→ **Required task**:
Repeat every record below exactly as it appears.
::::
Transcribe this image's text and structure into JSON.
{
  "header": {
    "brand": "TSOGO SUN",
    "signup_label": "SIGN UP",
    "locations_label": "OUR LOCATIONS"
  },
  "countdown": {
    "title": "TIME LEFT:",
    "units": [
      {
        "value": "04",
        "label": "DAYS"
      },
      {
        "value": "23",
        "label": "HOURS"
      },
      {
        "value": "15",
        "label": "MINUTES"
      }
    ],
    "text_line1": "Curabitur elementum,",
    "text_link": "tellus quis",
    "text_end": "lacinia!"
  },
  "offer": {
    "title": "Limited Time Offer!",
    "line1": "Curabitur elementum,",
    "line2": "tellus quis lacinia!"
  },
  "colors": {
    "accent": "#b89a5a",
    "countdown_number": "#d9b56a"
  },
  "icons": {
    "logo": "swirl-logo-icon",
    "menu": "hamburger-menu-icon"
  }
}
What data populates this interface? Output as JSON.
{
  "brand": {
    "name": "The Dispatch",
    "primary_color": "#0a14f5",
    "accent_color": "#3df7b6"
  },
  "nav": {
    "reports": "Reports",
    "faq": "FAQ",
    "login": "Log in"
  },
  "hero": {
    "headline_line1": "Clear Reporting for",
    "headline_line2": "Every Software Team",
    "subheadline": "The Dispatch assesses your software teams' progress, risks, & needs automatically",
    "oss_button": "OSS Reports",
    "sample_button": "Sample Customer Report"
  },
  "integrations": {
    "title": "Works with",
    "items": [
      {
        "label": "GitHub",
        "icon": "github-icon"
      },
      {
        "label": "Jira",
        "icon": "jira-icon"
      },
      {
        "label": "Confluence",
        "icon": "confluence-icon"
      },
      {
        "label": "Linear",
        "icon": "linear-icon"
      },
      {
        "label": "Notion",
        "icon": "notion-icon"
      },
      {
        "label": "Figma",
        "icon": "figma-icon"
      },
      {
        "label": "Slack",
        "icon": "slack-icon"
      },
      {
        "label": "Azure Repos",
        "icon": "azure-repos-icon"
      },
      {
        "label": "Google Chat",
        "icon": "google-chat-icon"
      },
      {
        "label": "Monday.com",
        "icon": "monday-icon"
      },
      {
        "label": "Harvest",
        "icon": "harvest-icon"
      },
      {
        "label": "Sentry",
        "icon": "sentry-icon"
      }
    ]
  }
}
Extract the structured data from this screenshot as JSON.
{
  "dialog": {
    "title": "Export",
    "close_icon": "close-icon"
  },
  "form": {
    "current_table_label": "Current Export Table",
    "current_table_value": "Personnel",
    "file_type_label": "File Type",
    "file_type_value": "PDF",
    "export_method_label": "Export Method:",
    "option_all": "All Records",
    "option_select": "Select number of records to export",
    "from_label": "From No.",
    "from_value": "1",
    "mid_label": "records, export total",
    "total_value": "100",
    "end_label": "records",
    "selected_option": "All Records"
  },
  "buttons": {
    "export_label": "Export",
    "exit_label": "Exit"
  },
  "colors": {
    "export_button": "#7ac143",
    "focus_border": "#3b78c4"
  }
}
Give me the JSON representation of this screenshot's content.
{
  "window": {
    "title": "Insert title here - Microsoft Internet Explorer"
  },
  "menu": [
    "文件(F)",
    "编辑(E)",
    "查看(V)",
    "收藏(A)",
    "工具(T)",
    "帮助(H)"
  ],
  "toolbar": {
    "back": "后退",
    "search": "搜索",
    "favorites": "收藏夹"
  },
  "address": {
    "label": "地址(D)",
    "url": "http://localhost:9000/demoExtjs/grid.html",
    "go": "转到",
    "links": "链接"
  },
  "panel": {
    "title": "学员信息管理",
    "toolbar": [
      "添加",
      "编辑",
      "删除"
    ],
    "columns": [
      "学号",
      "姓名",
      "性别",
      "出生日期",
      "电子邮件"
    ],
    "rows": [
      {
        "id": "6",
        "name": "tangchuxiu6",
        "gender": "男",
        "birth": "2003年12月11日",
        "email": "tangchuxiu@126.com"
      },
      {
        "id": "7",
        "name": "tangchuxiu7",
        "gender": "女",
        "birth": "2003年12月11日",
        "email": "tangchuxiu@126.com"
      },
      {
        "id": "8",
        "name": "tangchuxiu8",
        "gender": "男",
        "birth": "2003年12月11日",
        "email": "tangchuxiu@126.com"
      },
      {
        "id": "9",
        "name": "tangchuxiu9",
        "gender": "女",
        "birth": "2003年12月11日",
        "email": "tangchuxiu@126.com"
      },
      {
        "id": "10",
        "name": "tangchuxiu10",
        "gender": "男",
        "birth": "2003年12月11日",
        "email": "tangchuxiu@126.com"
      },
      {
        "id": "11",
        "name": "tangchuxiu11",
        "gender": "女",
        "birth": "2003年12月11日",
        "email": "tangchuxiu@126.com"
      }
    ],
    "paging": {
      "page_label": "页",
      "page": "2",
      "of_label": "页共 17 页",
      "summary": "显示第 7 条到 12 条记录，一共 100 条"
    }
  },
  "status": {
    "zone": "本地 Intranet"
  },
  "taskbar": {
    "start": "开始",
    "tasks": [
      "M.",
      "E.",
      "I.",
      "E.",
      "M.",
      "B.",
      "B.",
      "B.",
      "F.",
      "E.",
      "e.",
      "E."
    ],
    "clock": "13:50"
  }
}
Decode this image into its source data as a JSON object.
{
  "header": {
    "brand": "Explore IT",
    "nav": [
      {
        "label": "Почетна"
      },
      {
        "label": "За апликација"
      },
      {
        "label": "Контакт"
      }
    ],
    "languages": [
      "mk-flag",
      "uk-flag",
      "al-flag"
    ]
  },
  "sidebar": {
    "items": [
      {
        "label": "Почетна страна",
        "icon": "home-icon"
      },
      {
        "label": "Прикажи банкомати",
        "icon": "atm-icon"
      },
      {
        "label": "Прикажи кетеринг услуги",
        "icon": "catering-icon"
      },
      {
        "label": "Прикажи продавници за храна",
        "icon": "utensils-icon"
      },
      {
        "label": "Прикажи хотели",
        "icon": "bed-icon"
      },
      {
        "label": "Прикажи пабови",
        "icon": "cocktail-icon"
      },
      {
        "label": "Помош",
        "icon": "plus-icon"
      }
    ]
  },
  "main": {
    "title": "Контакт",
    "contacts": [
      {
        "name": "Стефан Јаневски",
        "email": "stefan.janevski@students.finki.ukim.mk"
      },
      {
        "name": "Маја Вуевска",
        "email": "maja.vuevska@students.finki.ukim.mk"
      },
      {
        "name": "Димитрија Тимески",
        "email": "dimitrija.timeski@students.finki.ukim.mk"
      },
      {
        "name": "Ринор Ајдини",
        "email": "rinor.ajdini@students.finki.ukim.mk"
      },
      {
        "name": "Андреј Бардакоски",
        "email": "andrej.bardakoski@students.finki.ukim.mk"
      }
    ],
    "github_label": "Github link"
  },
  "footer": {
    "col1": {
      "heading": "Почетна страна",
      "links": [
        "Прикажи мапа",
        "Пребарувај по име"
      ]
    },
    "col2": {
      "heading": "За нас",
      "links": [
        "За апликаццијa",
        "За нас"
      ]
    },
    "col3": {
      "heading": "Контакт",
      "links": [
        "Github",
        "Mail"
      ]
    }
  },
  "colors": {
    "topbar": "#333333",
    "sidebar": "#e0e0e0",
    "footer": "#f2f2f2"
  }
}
::::
→ **Response to the task**:
Transcribe this image's text and structure into JSON.
{
  "header": {
    "brand": "TSOGO SUN",
    "signup_label": "SIGN UP",
    "locations_label": "OUR LOCATIONS"
  },
  "countdown": {
    "title": "TIME LEFT:",
    "units": [
      {
        "value": "04",
        "label": "DAYS"
      },
      {
        "value": "23",
        "label": "HOURS"
      },
      {
        "value": "15",
        "label": "MINUTES"
      }
    ],
    "text_line1": "Curabitur elementum,",
    "text_link": "tellus quis",
    "text_end": "lacinia!"
  },
  "offer": {
    "title": "Limited Time Offer!",
    "line1": "Curabitur elementum,",
    "line2": "tellus quis lacinia!"
  },
  "colors": {
    "accent": "#b89a5a",
    "countdown_number": "#d9b56a"
  },
  "icons": {
    "logo": "swirl-logo-icon",
    "menu": "hamburger-menu-icon"
  }
}
What data populates this interface? Output as JSON.
{
  "brand": {
    "name": "The Dispatch",
    "primary_color": "#0a14f5",
    "accent_color": "#3df7b6"
  },
  "nav": {
    "reports": "Reports",
    "faq": "FAQ",
    "login": "Log in"
  },
  "hero": {
    "headline_line1": "Clear Reporting for",
    "headline_line2": "Every Software Team",
    "subheadline": "The Dispatch assesses your software teams' progress, risks, & needs automatically",
    "oss_button": "OSS Reports",
    "sample_button": "Sample Customer Report"
  },
  "integrations": {
    "title": "Works with",
    "items": [
      {
        "label": "GitHub",
        "icon": "github-icon"
      },
      {
        "label": "Jira",
        "icon": "jira-icon"
      },
      {
        "label": "Confluence",
        "icon": "confluence-icon"
      },
      {
        "label": "Linear",
        "icon": "linear-icon"
      },
      {
        "label": "Notion",
        "icon": "notion-icon"
      },
      {
        "label": "Figma",
        "icon": "figma-icon"
      },
      {
        "label": "Slack",
        "icon": "slack-icon"
      },
      {
        "label": "Azure Repos",
        "icon": "azure-repos-icon"
      },
      {
        "label": "Google Chat",
        "icon": "google-chat-icon"
      },
      {
        "label": "Monday.com",
        "icon": "monday-icon"
      },
      {
        "label": "Harvest",
        "icon": "harvest-icon"
      },
      {
        "label": "Sentry",
        "icon": "sentry-icon"
      }
    ]
  }
}
Extract the structured data from this screenshot as JSON.
{
  "dialog": {
    "title": "Export",
    "close_icon": "close-icon"
  },
  "form": {
    "current_table_label": "Current Export Table",
    "current_table_value": "Personnel",
    "file_type_label": "File Type",
    "file_type_value": "PDF",
    "export_method_label": "Export Method:",
    "option_all": "All Records",
    "option_select": "Select number of records to export",
    "from_label": "From No.",
    "from_value": "1",
    "mid_label": "records, export total",
    "total_value": "100",
    "end_label": "records",
    "selected_option": "All Records"
  },
  "buttons": {
    "export_label": "Export",
    "exit_label": "Exit"
  },
  "colors": {
    "export_button": "#7ac143",
    "focus_border": "#3b78c4"
  }
}
Give me the JSON representation of this screenshot's content.
{
  "window": {
    "title": "Insert title here - Microsoft Internet Explorer"
  },
  "menu": [
    "文件(F)",
    "编辑(E)",
    "查看(V)",
    "收藏(A)",
    "工具(T)",
    "帮助(H)"
  ],
  "toolbar": {
    "back": "后退",
    "search": "搜索",
    "favorites": "收藏夹"
  },
  "address": {
    "label": "地址(D)",
    "url": "http://localhost:9000/demoExtjs/grid.html",
    "go": "转到",
    "links": "链接"
  },
  "panel": {
    "title": "学员信息管理",
    "toolbar": [
      "添加",
      "编辑",
      "删除"
    ],
    "columns": [
      "学号",
      "姓名",
      "性别",
      "出生日期",
      "电子邮件"
    ],
    "rows": [
      {
        "id": "6",
        "name": "tangchuxiu6",
        "gender": "男",
        "birth": "2003年12月11日",
        "email": "tangchuxiu@126.com"
      },
      {
        "id": "7",
        "name": "tangchuxiu7",
        "gender": "女",
        "birth": "2003年12月11日",
        "email": "tangchuxiu@126.com"
      },
      {
        "id": "8",
        "name": "tangchuxiu8",
        "gender": "男",
        "birth": "2003年12月11日",
        "email": "tangchuxiu@126.com"
      },
      {
        "id": "9",
        "name": "tangchuxiu9",
        "gender": "女",
        "birth": "2003年12月11日",
        "email": "tangchuxiu@126.com"
      },
      {
        "id": "10",
        "name": "tangchuxiu10",
        "gender": "男",
        "birth": "2003年12月11日",
        "email": "tangchuxiu@126.com"
      },
      {
        "id": "11",
        "name": "tangchuxiu11",
        "gender": "女",
        "birth": "2003年12月11日",
        "email": "tangchuxiu@126.com"
      }
    ],
    "paging": {
      "page_label": "页",
      "page": "2",
      "of_label": "页共 17 页",
      "summary": "显示第 7 条到 12 条记录，一共 100 条"
    }
  },
  "status": {
    "zone": "本地 Intranet"
  },
  "taskbar": {
    "start": "开始",
    "tasks": [
      "M.",
      "E.",
      "I.",
      "E.",
      "M.",
      "B.",
      "B.",
      "B.",
      "F.",
      "E.",
      "e.",
      "E."
    ],
    "clock": "13:50"
  }
}
Decode this image into its source data as a JSON object.
{
  "header": {
    "brand": "Explore IT",
    "nav": [
      {
        "label": "Почетна"
      },
      {
        "label": "За апликација"
      },
      {
        "label": "Контакт"
      }
    ],
    "languages": [
      "mk-flag",
      "uk-flag",
      "al-flag"
    ]
  },
  "sidebar": {
    "items": [
      {
        "label": "Почетна страна",
        "icon": "home-icon"
      },
      {
        "label": "Прикажи банкомати",
        "icon": "atm-icon"
      },
      {
        "label": "Прикажи кетеринг услуги",
        "icon": "catering-icon"
      },
      {
        "label": "Прикажи продавници за храна",
        "icon": "utensils-icon"
      },
      {
        "label": "Прикажи хотели",
        "icon": "bed-icon"
      },
      {
        "label": "Прикажи пабови",
        "icon": "cocktail-icon"
      },
      {
        "label": "Помош",
        "icon": "plus-icon"
      }
    ]
  },
  "main": {
    "title": "Контакт",
    "contacts": [
      {
        "name": "Стефан Јаневски",
        "email": "stefan.janevski@students.finki.ukim.mk"
      },
      {
        "name": "Маја Вуевска",
        "email": "maja.vuevska@students.finki.ukim.mk"
      },
      {
        "name": "Димитрија Тимески",
        "email": "dimitrija.timeski@students.finki.ukim.mk"
      },
      {
        "name": "Ринор Ајдини",
        "email": "rinor.ajdini@students.finki.ukim.mk"
      },
      {
        "name": "Андреј Бардакоски",
        "email": "andrej.bardakoski@students.finki.ukim.mk"
      }
    ],
    "github_label": "Github link"
  },
  "footer": {
    "col1": {
      "heading": "Почетна страна",
      "links": [
        "Прикажи мапа",
        "Пребарувај по име"
      ]
    },
    "col2": {
      "heading": "За нас",
      "links": [
        "За апликаццијa",
        "За нас"
      ]
    },
    "col3": {
      "heading": "Контакт",
      "links": [
        "Github",
        "Mail"
      ]
    }
  },
  "colors": {
    "topbar": "#333333",
    "sidebar": "#e0e0e0",
    "footer": "#f2f2f2"
  }
}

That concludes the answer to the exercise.